*Problem statement*:
Collect each line holding the string "labels".

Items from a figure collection
• • • • • • •
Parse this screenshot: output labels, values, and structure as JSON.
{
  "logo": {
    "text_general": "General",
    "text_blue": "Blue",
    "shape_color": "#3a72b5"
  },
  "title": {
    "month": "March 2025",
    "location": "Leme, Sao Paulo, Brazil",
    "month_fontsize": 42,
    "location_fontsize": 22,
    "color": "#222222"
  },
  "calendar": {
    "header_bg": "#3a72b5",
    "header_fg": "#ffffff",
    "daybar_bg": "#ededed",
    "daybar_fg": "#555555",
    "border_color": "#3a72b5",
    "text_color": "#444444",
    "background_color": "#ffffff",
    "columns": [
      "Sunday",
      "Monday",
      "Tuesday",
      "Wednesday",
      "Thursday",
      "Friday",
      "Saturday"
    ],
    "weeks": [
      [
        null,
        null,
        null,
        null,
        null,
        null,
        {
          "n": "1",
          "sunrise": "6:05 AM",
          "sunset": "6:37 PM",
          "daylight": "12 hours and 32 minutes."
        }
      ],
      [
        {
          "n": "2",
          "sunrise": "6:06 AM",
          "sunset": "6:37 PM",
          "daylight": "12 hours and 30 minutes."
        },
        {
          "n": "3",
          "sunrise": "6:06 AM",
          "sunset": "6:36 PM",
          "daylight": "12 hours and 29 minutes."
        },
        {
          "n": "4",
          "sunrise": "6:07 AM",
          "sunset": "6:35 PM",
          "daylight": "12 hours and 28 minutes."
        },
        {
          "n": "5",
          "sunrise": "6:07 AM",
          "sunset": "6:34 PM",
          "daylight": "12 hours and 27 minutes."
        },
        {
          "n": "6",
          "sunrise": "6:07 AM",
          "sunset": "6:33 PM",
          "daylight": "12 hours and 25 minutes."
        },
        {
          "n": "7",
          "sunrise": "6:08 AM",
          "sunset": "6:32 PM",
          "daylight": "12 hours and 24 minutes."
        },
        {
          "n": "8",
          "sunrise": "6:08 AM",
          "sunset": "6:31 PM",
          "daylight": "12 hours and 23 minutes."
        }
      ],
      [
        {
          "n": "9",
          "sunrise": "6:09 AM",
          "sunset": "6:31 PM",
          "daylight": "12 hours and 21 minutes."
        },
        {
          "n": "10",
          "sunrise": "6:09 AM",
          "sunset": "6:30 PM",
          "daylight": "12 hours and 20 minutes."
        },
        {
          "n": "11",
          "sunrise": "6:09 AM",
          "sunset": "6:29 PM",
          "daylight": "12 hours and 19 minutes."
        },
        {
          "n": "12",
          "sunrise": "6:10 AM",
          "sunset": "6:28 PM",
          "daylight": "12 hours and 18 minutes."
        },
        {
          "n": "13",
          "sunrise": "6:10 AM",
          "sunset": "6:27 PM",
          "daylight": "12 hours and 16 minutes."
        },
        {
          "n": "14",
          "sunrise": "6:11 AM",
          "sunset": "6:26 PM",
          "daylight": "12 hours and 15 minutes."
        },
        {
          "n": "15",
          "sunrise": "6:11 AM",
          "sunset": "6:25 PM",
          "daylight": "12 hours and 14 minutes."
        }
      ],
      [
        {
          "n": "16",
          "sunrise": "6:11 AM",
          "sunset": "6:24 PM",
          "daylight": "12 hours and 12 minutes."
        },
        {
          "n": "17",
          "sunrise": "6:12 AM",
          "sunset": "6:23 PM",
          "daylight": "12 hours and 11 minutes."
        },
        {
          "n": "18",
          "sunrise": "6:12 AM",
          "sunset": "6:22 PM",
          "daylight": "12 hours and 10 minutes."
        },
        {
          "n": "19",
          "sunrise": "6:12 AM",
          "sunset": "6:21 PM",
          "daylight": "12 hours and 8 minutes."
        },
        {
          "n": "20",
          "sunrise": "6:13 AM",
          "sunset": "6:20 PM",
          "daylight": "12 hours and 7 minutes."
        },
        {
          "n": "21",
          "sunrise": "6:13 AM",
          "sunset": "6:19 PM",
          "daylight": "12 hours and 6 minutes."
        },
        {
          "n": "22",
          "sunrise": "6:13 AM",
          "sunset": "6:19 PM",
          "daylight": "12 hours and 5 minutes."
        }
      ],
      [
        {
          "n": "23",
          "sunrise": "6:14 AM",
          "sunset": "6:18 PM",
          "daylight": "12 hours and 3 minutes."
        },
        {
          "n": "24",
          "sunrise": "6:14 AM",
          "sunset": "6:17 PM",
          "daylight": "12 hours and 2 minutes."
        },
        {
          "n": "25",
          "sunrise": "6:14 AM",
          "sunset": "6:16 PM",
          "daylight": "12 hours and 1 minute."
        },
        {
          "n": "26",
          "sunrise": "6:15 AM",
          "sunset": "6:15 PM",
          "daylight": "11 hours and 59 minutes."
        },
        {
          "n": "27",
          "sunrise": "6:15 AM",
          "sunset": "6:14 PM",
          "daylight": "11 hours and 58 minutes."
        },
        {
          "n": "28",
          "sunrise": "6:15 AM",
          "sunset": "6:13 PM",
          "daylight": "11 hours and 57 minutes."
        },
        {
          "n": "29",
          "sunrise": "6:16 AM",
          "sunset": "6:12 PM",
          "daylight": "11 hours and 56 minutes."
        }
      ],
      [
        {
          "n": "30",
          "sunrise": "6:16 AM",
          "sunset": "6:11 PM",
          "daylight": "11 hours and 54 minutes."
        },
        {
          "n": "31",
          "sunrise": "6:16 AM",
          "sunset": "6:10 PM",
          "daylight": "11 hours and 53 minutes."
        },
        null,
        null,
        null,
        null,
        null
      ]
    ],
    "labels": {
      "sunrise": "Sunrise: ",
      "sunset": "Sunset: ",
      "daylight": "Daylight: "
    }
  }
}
• • • • • • •
*Task solution*:
Parse this screenshot: output labels, values, and structure as JSON.
    "labels": {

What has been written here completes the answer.